======== DATASET EXTRACT ========

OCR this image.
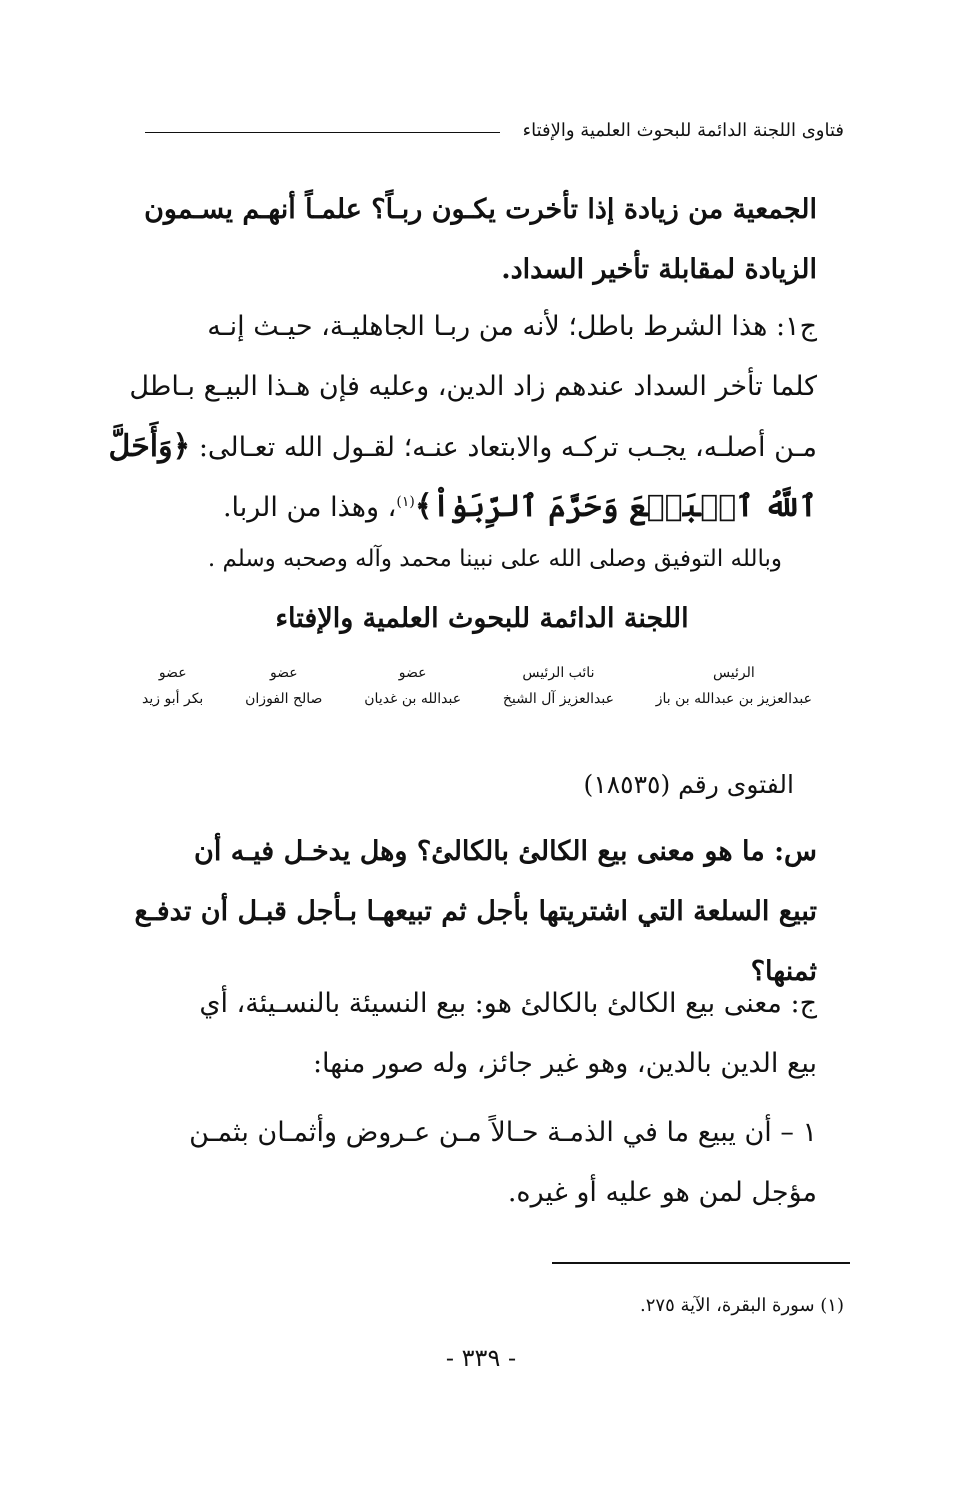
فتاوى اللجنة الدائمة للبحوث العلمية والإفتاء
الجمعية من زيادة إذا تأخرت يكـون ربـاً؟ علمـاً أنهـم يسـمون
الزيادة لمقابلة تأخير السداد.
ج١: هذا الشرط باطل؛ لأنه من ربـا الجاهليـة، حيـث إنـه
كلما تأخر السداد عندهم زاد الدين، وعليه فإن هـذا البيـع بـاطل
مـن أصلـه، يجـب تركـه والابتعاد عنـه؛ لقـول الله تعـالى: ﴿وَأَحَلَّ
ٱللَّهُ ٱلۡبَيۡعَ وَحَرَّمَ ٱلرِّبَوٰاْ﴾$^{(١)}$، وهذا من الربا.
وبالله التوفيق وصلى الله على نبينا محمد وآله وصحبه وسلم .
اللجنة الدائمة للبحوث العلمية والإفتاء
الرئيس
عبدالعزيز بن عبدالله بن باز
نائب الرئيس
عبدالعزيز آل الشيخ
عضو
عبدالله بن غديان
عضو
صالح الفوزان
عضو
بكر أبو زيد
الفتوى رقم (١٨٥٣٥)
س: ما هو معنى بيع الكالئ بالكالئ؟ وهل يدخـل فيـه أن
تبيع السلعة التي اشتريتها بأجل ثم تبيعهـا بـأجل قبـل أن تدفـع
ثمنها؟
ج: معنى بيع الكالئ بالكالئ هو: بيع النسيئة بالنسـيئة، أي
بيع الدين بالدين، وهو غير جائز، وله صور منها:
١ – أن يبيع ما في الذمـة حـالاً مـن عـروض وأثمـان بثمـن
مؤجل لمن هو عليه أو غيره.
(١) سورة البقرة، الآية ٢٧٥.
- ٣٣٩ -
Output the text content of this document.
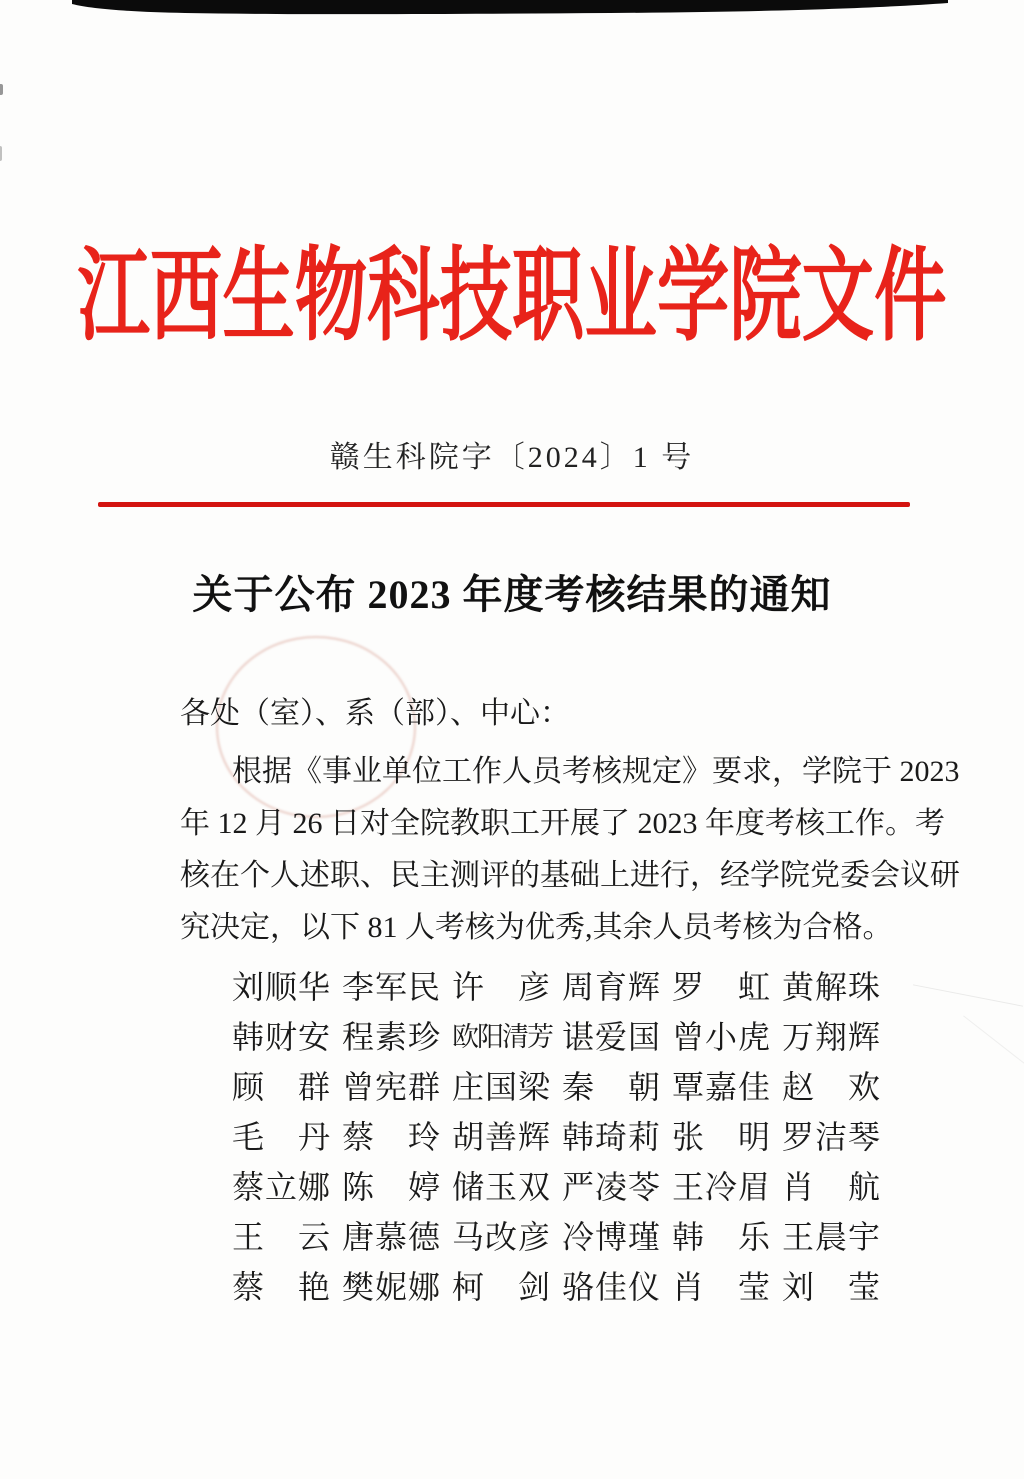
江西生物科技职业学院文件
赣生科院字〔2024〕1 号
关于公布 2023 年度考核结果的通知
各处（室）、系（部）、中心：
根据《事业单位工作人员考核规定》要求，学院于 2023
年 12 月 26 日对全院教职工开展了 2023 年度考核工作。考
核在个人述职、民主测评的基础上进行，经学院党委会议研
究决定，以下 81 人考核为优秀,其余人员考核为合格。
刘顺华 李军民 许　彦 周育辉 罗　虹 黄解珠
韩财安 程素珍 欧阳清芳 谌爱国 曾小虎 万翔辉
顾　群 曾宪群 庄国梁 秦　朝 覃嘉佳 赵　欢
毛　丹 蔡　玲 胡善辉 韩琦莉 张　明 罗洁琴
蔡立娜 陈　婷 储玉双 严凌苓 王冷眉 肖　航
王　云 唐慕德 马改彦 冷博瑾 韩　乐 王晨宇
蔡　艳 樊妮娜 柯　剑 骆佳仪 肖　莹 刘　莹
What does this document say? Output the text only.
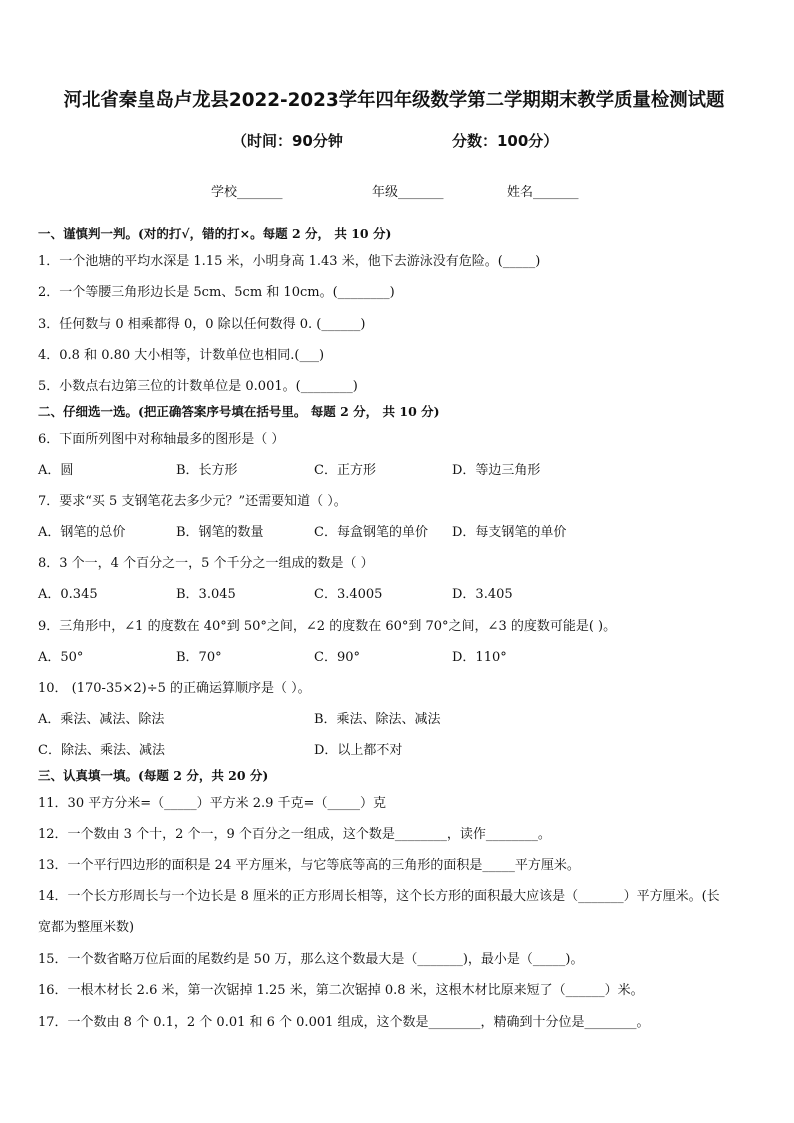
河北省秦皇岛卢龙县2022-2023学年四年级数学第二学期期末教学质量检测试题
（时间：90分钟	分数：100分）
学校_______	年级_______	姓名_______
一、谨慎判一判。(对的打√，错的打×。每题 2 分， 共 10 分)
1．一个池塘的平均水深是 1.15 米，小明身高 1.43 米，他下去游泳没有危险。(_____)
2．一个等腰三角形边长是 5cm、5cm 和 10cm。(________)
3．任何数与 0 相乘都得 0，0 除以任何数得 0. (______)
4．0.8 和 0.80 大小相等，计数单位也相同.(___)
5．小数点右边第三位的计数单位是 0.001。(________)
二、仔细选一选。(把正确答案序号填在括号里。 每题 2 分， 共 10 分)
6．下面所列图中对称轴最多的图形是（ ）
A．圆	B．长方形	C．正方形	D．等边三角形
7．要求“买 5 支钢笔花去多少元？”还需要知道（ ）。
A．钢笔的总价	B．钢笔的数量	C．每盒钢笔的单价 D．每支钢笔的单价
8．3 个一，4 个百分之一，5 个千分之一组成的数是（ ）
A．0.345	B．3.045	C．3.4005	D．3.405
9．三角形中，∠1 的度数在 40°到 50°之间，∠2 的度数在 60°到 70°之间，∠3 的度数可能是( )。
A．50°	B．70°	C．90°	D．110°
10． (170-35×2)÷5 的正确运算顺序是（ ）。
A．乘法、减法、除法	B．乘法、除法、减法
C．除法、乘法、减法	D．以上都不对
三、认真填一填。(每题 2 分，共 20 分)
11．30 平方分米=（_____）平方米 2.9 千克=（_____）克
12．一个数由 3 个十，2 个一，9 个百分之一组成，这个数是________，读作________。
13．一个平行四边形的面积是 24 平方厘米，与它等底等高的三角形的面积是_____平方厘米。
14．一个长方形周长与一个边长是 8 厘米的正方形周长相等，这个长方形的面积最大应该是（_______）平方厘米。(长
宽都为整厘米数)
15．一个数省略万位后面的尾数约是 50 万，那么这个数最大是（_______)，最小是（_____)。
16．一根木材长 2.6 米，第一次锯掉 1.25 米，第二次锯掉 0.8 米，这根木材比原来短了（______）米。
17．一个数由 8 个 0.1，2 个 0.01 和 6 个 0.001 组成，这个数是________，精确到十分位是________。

========

- [WORK TO DO] Transcribe every line in the entries above, taking out only the images.

- [COMPLETE OUTPUT]
OCR this image.
فتاوى اللجنة الدائمة للبحوث العلمية والإفتاء
الجمعية من زيادة إذا تأخرت يكـون ربـاً؟ علمـاً أنهـم يسـمون
الزيادة لمقابلة تأخير السداد.
ج١: هذا الشرط باطل؛ لأنه من ربـا الجاهليـة، حيـث إنـه
كلما تأخر السداد عندهم زاد الدين، وعليه فإن هـذا البيـع بـاطل
مـن أصلـه، يجـب تركـه والابتعاد عنـه؛ لقـول الله تعـالى: ﴿وَأَحَلَّ
ٱللَّهُ ٱلۡبَيۡعَ وَحَرَّمَ ٱلرِّبَوٰاْ﴾$^{(١)}$، وهذا من الربا.
وبالله التوفيق وصلى الله على نبينا محمد وآله وصحبه وسلم .
اللجنة الدائمة للبحوث العلمية والإفتاء
الرئيس
عبدالعزيز بن عبدالله بن باز
نائب الرئيس
عبدالعزيز آل الشيخ
عضو
عبدالله بن غديان
عضو
صالح الفوزان
عضو
بكر أبو زيد
الفتوى رقم (١٨٥٣٥)
س: ما هو معنى بيع الكالئ بالكالئ؟ وهل يدخـل فيـه أن
تبيع السلعة التي اشتريتها بأجل ثم تبيعهـا بـأجل قبـل أن تدفـع
ثمنها؟
ج: معنى بيع الكالئ بالكالئ هو: بيع النسيئة بالنسـيئة، أي
بيع الدين بالدين، وهو غير جائز، وله صور منها:
١ – أن يبيع ما في الذمـة حـالاً مـن عـروض وأثمـان بثمـن
مؤجل لمن هو عليه أو غيره.
(١) سورة البقرة، الآية ٢٧٥.
- ٣٣٩ -
Output the text content of this document.
江西生物科技职业学院文件
赣生科院字〔2024〕1 号
关于公布 2023 年度考核结果的通知
各处（室）、系（部）、中心：
根据《事业单位工作人员考核规定》要求，学院于 2023
年 12 月 26 日对全院教职工开展了 2023 年度考核工作。考
核在个人述职、民主测评的基础上进行，经学院党委会议研
究决定，以下 81 人考核为优秀,其余人员考核为合格。
刘顺华 李军民 许　彦 周育辉 罗　虹 黄解珠
韩财安 程素珍 欧阳清芳 谌爱国 曾小虎 万翔辉
顾　群 曾宪群 庄国梁 秦　朝 覃嘉佳 赵　欢
毛　丹 蔡　玲 胡善辉 韩琦莉 张　明 罗洁琴
蔡立娜 陈　婷 储玉双 严凌苓 王冷眉 肖　航
王　云 唐慕德 马改彦 冷博瑾 韩　乐 王晨宇
蔡　艳 樊妮娜 柯　剑 骆佳仪 肖　莹 刘　莹
What does this document say? Output the text only.
河北省秦皇岛卢龙县2022-2023学年四年级数学第二学期期末教学质量检测试题
（时间：90分钟	分数：100分）
学校_______	年级_______	姓名_______
一、谨慎判一判。(对的打√，错的打×。每题 2 分， 共 10 分)
1．一个池塘的平均水深是 1.15 米，小明身高 1.43 米，他下去游泳没有危险。(_____)
2．一个等腰三角形边长是 5cm、5cm 和 10cm。(________)
3．任何数与 0 相乘都得 0，0 除以任何数得 0. (______)
4．0.8 和 0.80 大小相等，计数单位也相同.(___)
5．小数点右边第三位的计数单位是 0.001。(________)
二、仔细选一选。(把正确答案序号填在括号里。 每题 2 分， 共 10 分)
6．下面所列图中对称轴最多的图形是（ ）
A．圆	B．长方形	C．正方形	D．等边三角形
7．要求“买 5 支钢笔花去多少元？”还需要知道（ ）。
A．钢笔的总价	B．钢笔的数量	C．每盒钢笔的单价 D．每支钢笔的单价
8．3 个一，4 个百分之一，5 个千分之一组成的数是（ ）
A．0.345	B．3.045	C．3.4005	D．3.405
9．三角形中，∠1 的度数在 40°到 50°之间，∠2 的度数在 60°到 70°之间，∠3 的度数可能是( )。
A．50°	B．70°	C．90°	D．110°
10． (170-35×2)÷5 的正确运算顺序是（ ）。
A．乘法、减法、除法	B．乘法、除法、减法
C．除法、乘法、减法	D．以上都不对
三、认真填一填。(每题 2 分，共 20 分)
11．30 平方分米=（_____）平方米 2.9 千克=（_____）克
12．一个数由 3 个十，2 个一，9 个百分之一组成，这个数是________，读作________。
13．一个平行四边形的面积是 24 平方厘米，与它等底等高的三角形的面积是_____平方厘米。
14．一个长方形周长与一个边长是 8 厘米的正方形周长相等，这个长方形的面积最大应该是（_______）平方厘米。(长
宽都为整厘米数)
15．一个数省略万位后面的尾数约是 50 万，那么这个数最大是（_______)，最小是（_____)。
16．一根木材长 2.6 米，第一次锯掉 1.25 米，第二次锯掉 0.8 米，这根木材比原来短了（______）米。
17．一个数由 8 个 0.1，2 个 0.01 和 6 个 0.001 组成，这个数是________，精确到十分位是________。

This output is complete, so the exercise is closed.